*Supplied data*.
-- BEGIN --
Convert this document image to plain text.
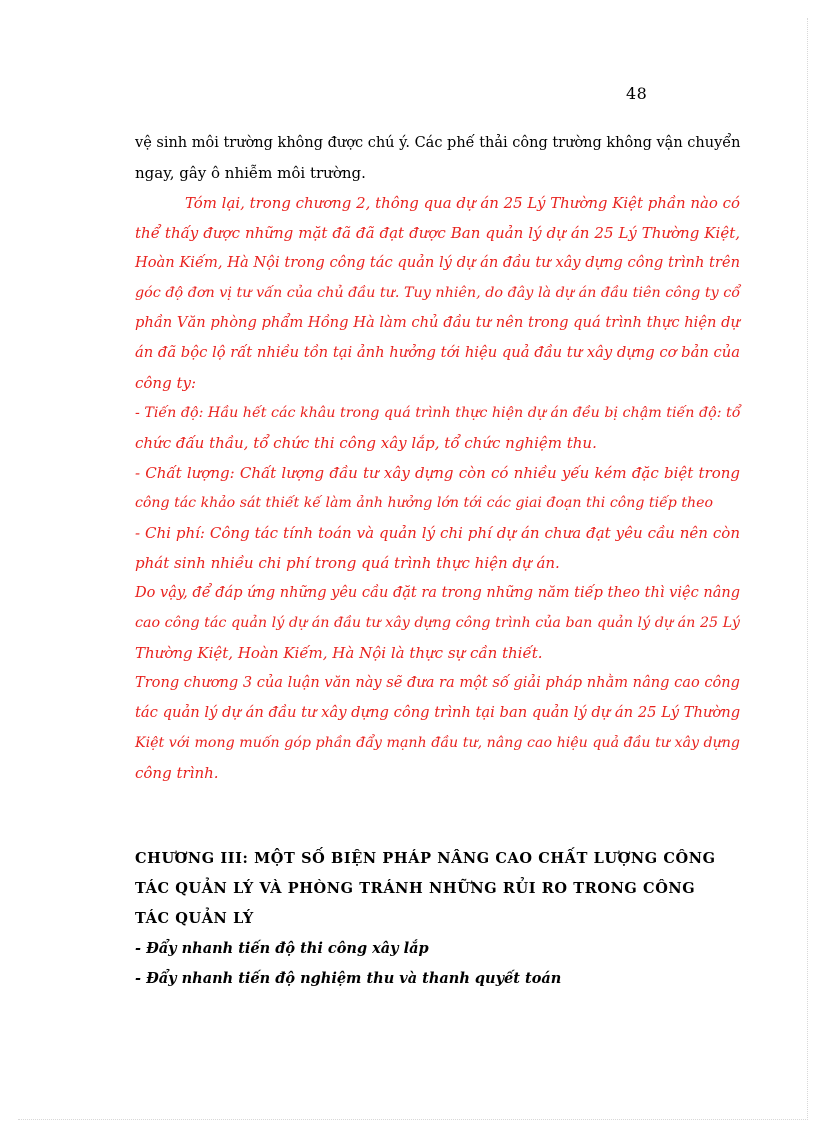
48
vệ sinh môi trường không được chú ý. Các phế thải công trường không vận chuyển
ngay, gây ô nhiễm môi trường.
Tóm lại, trong chương 2, thông qua dự án 25 Lý Thường Kiệt phần nào có
thể thấy được những mặt đã đã đạt được Ban quản lý dự án 25 Lý Thường Kiệt,
Hoàn Kiếm, Hà Nội trong công tác quản lý dự án đầu tư xây dựng công trình trên
góc độ đơn vị tư vấn của chủ đầu tư. Tuy nhiên, do đây là dự án đầu tiên công ty cổ
phần Văn phòng phẩm Hồng Hà làm chủ đầu tư nên trong quá trình thực hiện dự
án đã bộc lộ rất nhiều tồn tại ảnh hưởng tới hiệu quả đầu tư xây dựng cơ bản của
công ty:
- Tiến độ: Hầu hết các khâu trong quá trình thực hiện dự án đều bị chậm tiến độ: tổ
chức đấu thầu, tổ chức thi công xây lắp, tổ chức nghiệm thu.
- Chất lượng: Chất lượng đầu tư xây dựng còn có nhiều yếu kém đặc biệt trong
công tác khảo sát thiết kế làm ảnh hưởng lớn tới các giai đoạn thi công tiếp theo
- Chi phí: Công tác tính toán và quản lý chi phí dự án chưa đạt yêu cầu nên còn
phát sinh nhiều chi phí trong quá trình thực hiện dự án.
Do vậy, để đáp ứng những yêu cầu đặt ra trong những năm tiếp theo thì việc nâng
cao công tác quản lý dự án đầu tư xây dựng công trình của ban quản lý dự án 25 Lý
Thường Kiệt, Hoàn Kiếm, Hà Nội là thực sự cần thiết.
Trong chương 3 của luận văn này sẽ đưa ra một số giải pháp nhằm nâng cao công
tác quản lý dự án đầu tư xây dựng công trình tại ban quản lý dự án 25 Lý Thường
Kiệt với mong muốn góp phần đẩy mạnh đầu tư, nâng cao hiệu quả đầu tư xây dựng
công trình.
CHƯƠNG III: MỘT SỐ BIỆN PHÁP NÂNG CAO CHẤT LƯỢNG CÔNG
TÁC QUẢN LÝ VÀ PHÒNG TRÁNH NHỮNG RỦI RO TRONG CÔNG
TÁC QUẢN LÝ
- Đẩy nhanh tiến độ thi công xây lắp
- Đẩy nhanh tiến độ nghiệm thu và thanh quyết toán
-- END --
Reproduce the entries exactly. Do not carry over any picture.

*Answer for the task*.
Convert this document image to plain text.
48
vệ sinh môi trường không được chú ý. Các phế thải công trường không vận chuyển
ngay, gây ô nhiễm môi trường.
Tóm lại, trong chương 2, thông qua dự án 25 Lý Thường Kiệt phần nào có
thể thấy được những mặt đã đã đạt được Ban quản lý dự án 25 Lý Thường Kiệt,
Hoàn Kiếm, Hà Nội trong công tác quản lý dự án đầu tư xây dựng công trình trên
góc độ đơn vị tư vấn của chủ đầu tư. Tuy nhiên, do đây là dự án đầu tiên công ty cổ
phần Văn phòng phẩm Hồng Hà làm chủ đầu tư nên trong quá trình thực hiện dự
án đã bộc lộ rất nhiều tồn tại ảnh hưởng tới hiệu quả đầu tư xây dựng cơ bản của
công ty:
- Tiến độ: Hầu hết các khâu trong quá trình thực hiện dự án đều bị chậm tiến độ: tổ
chức đấu thầu, tổ chức thi công xây lắp, tổ chức nghiệm thu.
- Chất lượng: Chất lượng đầu tư xây dựng còn có nhiều yếu kém đặc biệt trong
công tác khảo sát thiết kế làm ảnh hưởng lớn tới các giai đoạn thi công tiếp theo
- Chi phí: Công tác tính toán và quản lý chi phí dự án chưa đạt yêu cầu nên còn
phát sinh nhiều chi phí trong quá trình thực hiện dự án.
Do vậy, để đáp ứng những yêu cầu đặt ra trong những năm tiếp theo thì việc nâng
cao công tác quản lý dự án đầu tư xây dựng công trình của ban quản lý dự án 25 Lý
Thường Kiệt, Hoàn Kiếm, Hà Nội là thực sự cần thiết.
Trong chương 3 của luận văn này sẽ đưa ra một số giải pháp nhằm nâng cao công
tác quản lý dự án đầu tư xây dựng công trình tại ban quản lý dự án 25 Lý Thường
Kiệt với mong muốn góp phần đẩy mạnh đầu tư, nâng cao hiệu quả đầu tư xây dựng
công trình.
CHƯƠNG III: MỘT SỐ BIỆN PHÁP NÂNG CAO CHẤT LƯỢNG CÔNG
TÁC QUẢN LÝ VÀ PHÒNG TRÁNH NHỮNG RỦI RO TRONG CÔNG
TÁC QUẢN LÝ
- Đẩy nhanh tiến độ thi công xây lắp
- Đẩy nhanh tiến độ nghiệm thu và thanh quyết toán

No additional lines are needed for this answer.